### DIRECTIVE
Lines containing the word "color" are to be located and copied.

☆ ☆ ☆

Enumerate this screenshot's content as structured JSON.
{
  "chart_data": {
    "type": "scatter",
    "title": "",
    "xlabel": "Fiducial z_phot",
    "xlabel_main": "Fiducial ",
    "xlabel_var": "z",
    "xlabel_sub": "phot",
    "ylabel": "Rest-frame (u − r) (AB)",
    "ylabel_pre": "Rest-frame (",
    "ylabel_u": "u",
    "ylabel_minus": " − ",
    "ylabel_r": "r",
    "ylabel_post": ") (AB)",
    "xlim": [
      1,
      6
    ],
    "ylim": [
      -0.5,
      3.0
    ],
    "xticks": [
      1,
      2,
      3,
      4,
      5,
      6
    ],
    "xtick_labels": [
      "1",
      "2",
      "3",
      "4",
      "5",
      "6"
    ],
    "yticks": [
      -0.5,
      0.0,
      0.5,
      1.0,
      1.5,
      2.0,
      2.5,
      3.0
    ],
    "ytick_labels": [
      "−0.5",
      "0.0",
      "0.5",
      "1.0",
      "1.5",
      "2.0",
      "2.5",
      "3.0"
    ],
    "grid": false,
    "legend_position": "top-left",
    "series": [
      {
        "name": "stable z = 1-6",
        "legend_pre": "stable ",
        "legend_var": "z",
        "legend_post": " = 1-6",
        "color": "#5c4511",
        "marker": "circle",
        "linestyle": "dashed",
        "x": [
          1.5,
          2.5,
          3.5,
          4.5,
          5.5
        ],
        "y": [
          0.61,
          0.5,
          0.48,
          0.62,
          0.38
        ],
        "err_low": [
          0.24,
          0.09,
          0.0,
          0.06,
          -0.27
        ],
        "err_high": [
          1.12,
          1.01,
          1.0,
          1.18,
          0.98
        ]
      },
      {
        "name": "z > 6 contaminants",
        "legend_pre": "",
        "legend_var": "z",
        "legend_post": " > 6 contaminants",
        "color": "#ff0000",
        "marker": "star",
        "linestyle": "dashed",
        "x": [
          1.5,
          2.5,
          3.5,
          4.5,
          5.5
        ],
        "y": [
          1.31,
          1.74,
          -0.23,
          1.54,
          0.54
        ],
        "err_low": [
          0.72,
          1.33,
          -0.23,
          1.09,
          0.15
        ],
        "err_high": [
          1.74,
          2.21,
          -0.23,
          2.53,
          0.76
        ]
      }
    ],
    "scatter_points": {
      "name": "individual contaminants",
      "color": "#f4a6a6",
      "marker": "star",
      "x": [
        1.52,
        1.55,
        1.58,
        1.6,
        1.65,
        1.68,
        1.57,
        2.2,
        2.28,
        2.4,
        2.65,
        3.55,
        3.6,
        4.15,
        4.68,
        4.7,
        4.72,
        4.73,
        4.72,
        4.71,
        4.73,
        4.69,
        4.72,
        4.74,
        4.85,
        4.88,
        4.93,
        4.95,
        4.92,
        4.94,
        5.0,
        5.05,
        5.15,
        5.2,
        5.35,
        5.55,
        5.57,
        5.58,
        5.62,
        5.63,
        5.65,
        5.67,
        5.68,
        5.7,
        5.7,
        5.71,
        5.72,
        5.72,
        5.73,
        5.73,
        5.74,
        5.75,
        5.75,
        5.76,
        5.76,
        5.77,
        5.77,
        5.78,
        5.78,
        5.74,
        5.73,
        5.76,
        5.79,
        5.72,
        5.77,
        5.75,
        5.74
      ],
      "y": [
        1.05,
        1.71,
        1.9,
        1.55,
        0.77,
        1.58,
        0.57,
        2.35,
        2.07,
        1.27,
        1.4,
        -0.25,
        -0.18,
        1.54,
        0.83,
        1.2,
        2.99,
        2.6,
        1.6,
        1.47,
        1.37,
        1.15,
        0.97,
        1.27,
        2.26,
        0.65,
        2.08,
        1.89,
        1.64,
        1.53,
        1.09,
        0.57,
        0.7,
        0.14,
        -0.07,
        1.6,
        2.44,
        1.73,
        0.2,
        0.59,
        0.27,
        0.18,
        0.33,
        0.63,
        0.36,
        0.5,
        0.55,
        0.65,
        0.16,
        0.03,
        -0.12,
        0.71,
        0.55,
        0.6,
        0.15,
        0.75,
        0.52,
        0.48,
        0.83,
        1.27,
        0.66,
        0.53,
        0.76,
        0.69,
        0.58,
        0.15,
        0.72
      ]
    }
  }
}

☆ ☆ ☆

### RESULT OF THIS EXERCISE
        "color": "#5c4511",
        "color": "#ff0000",
      "color": "#f4a6a6",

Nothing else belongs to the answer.